§ **What to produce**
Exactly reproduce each line of the listing that follows.

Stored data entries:
++++
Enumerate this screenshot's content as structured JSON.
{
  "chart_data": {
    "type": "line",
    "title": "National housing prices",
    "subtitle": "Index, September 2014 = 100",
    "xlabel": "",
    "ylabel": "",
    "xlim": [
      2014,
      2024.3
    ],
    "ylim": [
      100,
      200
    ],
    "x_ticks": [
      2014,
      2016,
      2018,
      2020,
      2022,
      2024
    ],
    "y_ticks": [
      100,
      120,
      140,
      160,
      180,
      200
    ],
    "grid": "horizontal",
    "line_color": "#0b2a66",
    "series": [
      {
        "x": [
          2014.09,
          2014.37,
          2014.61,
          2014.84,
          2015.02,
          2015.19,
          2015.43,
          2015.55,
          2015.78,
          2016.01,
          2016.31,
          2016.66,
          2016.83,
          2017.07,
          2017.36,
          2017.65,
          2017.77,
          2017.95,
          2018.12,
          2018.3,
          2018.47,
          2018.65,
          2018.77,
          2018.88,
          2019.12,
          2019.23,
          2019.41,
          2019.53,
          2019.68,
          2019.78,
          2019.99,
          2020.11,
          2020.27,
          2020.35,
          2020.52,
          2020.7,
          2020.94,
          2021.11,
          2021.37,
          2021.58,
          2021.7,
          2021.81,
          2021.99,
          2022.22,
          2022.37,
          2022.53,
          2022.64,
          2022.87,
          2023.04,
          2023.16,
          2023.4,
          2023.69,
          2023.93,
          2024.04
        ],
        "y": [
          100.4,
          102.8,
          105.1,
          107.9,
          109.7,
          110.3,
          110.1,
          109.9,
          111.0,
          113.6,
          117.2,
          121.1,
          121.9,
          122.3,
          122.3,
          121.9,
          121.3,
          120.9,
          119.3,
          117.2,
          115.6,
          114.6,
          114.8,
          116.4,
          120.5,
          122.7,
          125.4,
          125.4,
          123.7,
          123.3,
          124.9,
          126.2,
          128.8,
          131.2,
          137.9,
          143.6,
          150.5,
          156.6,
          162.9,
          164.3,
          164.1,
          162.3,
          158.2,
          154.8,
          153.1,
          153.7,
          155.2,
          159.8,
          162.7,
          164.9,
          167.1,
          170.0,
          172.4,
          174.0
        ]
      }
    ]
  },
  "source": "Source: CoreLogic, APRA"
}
++++
§ **Written solution**
Enumerate this screenshot's content as structured JSON.
{
  "chart_data": {
    "type": "line",
    "title": "National housing prices",
    "subtitle": "Index, September 2014 = 100",
    "xlabel": "",
    "ylabel": "",
    "xlim": [
      2014,
      2024.3
    ],
    "ylim": [
      100,
      200
    ],
    "x_ticks": [
      2014,
      2016,
      2018,
      2020,
      2022,
      2024
    ],
    "y_ticks": [
      100,
      120,
      140,
      160,
      180,
      200
    ],
    "grid": "horizontal",
    "line_color": "#0b2a66",
    "series": [
      {
        "x": [
          2014.09,
          2014.37,
          2014.61,
          2014.84,
          2015.02,
          2015.19,
          2015.43,
          2015.55,
          2015.78,
          2016.01,
          2016.31,
          2016.66,
          2016.83,
          2017.07,
          2017.36,
          2017.65,
          2017.77,
          2017.95,
          2018.12,
          2018.3,
          2018.47,
          2018.65,
          2018.77,
          2018.88,
          2019.12,
          2019.23,
          2019.41,
          2019.53,
          2019.68,
          2019.78,
          2019.99,
          2020.11,
          2020.27,
          2020.35,
          2020.52,
          2020.7,
          2020.94,
          2021.11,
          2021.37,
          2021.58,
          2021.7,
          2021.81,
          2021.99,
          2022.22,
          2022.37,
          2022.53,
          2022.64,
          2022.87,
          2023.04,
          2023.16,
          2023.4,
          2023.69,
          2023.93,
          2024.04
        ],
        "y": [
          100.4,
          102.8,
          105.1,
          107.9,
          109.7,
          110.3,
          110.1,
          109.9,
          111.0,
          113.6,
          117.2,
          121.1,
          121.9,
          122.3,
          122.3,
          121.9,
          121.3,
          120.9,
          119.3,
          117.2,
          115.6,
          114.6,
          114.8,
          116.4,
          120.5,
          122.7,
          125.4,
          125.4,
          123.7,
          123.3,
          124.9,
          126.2,
          128.8,
          131.2,
          137.9,
          143.6,
          150.5,
          156.6,
          162.9,
          164.3,
          164.1,
          162.3,
          158.2,
          154.8,
          153.1,
          153.7,
          155.2,
          159.8,
          162.7,
          164.9,
          167.1,
          170.0,
          172.4,
          174.0
        ]
      }
    ]
  },
  "source": "Source: CoreLogic, APRA"
}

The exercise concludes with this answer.